Directions
Collect from the data below each line with "name".

○ ○ ○ ○ ○

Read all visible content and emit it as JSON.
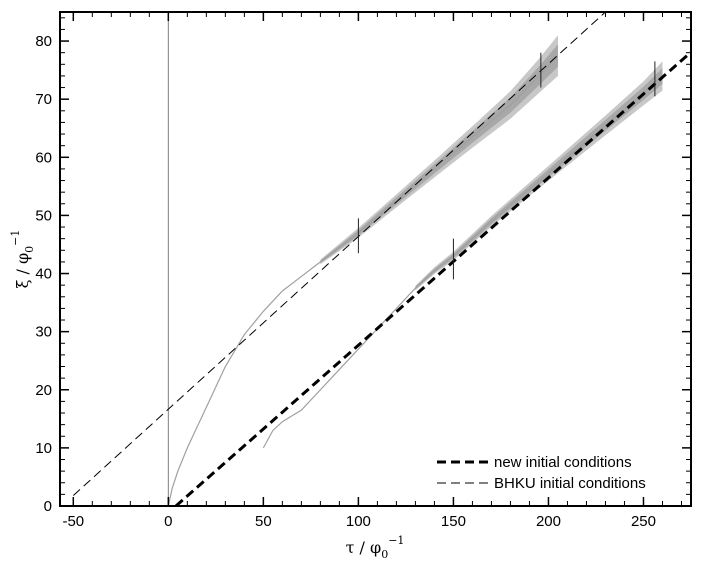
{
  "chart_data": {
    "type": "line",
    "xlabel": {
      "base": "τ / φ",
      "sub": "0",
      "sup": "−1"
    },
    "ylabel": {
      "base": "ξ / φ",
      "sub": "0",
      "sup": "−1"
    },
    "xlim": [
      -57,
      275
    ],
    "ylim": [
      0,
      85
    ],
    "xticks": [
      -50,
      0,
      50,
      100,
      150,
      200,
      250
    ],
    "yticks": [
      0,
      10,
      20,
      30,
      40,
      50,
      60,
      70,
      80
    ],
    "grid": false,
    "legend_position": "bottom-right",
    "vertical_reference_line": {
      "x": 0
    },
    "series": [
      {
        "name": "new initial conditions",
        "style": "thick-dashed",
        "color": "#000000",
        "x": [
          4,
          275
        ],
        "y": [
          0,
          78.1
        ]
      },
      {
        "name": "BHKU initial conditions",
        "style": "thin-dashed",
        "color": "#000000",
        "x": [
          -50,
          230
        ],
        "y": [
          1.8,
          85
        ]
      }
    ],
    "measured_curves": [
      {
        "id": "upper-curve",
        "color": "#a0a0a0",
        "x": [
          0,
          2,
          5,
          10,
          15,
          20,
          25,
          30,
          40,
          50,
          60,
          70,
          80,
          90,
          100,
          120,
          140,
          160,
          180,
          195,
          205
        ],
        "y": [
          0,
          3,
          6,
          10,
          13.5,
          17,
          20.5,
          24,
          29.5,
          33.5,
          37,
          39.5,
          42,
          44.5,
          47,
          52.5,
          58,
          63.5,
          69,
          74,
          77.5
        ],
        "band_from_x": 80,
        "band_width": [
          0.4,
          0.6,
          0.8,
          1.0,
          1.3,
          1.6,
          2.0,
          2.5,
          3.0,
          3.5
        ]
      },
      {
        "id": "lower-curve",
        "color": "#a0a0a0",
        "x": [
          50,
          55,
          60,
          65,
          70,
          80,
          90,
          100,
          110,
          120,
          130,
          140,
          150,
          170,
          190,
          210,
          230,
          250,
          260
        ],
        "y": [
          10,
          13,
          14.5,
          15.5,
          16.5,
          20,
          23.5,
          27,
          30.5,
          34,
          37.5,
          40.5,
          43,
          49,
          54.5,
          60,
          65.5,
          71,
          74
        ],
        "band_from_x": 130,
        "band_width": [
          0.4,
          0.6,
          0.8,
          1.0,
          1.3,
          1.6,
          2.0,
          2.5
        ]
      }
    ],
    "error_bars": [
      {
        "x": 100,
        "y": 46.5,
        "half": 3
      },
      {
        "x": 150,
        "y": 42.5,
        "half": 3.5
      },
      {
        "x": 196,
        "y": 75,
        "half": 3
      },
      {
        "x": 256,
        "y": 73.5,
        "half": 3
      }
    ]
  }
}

○ ○ ○ ○ ○

Worked solution
        "name": "new initial conditions",
        "name": "BHKU initial conditions",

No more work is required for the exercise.